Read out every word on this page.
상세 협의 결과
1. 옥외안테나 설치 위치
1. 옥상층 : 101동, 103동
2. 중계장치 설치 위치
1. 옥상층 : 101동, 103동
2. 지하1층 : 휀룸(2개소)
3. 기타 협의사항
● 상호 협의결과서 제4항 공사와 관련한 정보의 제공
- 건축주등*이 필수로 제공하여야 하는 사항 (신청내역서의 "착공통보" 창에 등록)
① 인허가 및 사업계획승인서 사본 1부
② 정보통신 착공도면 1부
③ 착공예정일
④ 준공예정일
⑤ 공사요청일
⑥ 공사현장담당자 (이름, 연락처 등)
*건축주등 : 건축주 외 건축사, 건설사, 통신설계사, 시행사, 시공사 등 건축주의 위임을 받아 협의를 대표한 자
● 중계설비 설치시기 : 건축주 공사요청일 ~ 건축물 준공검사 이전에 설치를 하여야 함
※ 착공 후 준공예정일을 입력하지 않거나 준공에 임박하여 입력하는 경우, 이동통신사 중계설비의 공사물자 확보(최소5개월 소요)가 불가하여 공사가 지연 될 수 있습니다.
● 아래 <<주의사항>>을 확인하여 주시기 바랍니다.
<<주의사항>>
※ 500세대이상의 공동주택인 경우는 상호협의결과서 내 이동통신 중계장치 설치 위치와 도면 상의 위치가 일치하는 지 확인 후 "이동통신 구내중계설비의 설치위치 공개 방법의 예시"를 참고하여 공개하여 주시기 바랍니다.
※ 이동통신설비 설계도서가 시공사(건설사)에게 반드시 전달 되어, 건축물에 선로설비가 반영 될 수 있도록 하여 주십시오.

________________

### Request
Faithfully reproduce all of the records, character for character.

### Full output
Read out every word on this page.
상세 협의 결과
1. 옥외안테나 설치 위치
1. 옥상층 : 101동, 103동
2. 중계장치 설치 위치
1. 옥상층 : 101동, 103동
2. 지하1층 : 휀룸(2개소)
3. 기타 협의사항
● 상호 협의결과서 제4항 공사와 관련한 정보의 제공
- 건축주등*이 필수로 제공하여야 하는 사항 (신청내역서의 "착공통보" 창에 등록)
① 인허가 및 사업계획승인서 사본 1부
② 정보통신 착공도면 1부
③ 착공예정일
④ 준공예정일
⑤ 공사요청일
⑥ 공사현장담당자 (이름, 연락처 등)
*건축주등 : 건축주 외 건축사, 건설사, 통신설계사, 시행사, 시공사 등 건축주의 위임을 받아 협의를 대표한 자
● 중계설비 설치시기 : 건축주 공사요청일 ~ 건축물 준공검사 이전에 설치를 하여야 함
※ 착공 후 준공예정일을 입력하지 않거나 준공에 임박하여 입력하는 경우, 이동통신사 중계설비의 공사물자 확보(최소5개월 소요)가 불가하여 공사가 지연 될 수 있습니다.
● 아래 <<주의사항>>을 확인하여 주시기 바랍니다.
<<주의사항>>
※ 500세대이상의 공동주택인 경우는 상호협의결과서 내 이동통신 중계장치 설치 위치와 도면 상의 위치가 일치하는 지 확인 후 "이동통신 구내중계설비의 설치위치 공개 방법의 예시"를 참고하여 공개하여 주시기 바랍니다.
※ 이동통신설비 설계도서가 시공사(건설사)에게 반드시 전달 되어, 건축물에 선로설비가 반영 될 수 있도록 하여 주십시오.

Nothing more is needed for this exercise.